═════ INPUT DATA ═════

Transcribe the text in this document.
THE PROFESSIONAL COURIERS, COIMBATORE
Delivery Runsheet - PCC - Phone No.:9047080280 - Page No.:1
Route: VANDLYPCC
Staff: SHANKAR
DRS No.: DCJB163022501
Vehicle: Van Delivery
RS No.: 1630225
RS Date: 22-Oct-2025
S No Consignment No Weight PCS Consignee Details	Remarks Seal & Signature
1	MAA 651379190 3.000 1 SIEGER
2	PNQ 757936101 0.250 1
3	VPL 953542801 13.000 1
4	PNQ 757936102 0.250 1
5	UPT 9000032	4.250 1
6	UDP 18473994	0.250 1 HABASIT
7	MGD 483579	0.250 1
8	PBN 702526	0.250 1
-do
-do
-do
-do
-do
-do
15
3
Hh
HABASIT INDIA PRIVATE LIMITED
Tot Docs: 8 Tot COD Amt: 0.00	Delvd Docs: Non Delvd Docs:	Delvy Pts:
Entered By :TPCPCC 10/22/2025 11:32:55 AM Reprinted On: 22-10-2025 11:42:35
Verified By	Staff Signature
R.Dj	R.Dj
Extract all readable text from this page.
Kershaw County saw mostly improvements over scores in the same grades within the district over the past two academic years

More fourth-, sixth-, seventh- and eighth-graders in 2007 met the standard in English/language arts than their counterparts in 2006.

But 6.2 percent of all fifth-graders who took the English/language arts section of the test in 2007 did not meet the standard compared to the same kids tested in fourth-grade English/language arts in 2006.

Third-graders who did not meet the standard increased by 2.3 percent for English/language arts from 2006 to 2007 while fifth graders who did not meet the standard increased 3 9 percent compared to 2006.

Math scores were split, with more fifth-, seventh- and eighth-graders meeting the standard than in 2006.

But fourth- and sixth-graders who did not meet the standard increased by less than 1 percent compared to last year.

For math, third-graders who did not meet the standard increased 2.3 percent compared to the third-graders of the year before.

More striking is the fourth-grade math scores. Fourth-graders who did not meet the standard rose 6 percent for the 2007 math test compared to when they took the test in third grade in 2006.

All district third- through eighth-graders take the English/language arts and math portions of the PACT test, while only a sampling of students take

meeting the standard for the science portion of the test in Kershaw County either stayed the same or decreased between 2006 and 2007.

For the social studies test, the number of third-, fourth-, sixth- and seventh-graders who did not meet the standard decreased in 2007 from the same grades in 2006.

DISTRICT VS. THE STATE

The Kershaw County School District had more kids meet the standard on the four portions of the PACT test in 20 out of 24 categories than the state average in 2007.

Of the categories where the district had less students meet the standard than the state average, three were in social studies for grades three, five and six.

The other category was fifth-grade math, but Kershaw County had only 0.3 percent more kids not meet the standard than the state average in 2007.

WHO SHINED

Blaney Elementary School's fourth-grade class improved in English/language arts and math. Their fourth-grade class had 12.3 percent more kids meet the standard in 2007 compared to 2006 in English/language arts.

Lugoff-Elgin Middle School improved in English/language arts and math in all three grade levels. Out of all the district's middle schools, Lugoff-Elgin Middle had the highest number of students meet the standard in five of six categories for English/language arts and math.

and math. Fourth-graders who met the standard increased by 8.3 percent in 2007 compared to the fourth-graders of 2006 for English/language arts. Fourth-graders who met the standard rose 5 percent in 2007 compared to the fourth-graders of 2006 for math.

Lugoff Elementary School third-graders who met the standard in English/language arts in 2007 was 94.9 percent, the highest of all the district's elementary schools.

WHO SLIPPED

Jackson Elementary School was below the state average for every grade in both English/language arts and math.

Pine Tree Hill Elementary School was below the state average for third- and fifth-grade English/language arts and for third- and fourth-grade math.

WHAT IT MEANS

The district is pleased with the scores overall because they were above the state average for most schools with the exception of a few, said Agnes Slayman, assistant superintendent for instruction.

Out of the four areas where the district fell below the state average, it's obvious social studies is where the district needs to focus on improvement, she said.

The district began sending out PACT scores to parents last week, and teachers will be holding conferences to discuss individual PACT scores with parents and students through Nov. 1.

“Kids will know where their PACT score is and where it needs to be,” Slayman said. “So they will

═════

YOUR INSTRUCTIONS: Read the lines above. Gather those in which the string "decreased" is found.

WRITTEN SOLUTION:
meeting the standard for the science portion of the test in Kershaw County either stayed the same or decreased between 2006 and 2007.
For the social studies test, the number of third-, fourth-, sixth- and seventh-graders who did not meet the standard decreased in 2007 from the same grades in 2006.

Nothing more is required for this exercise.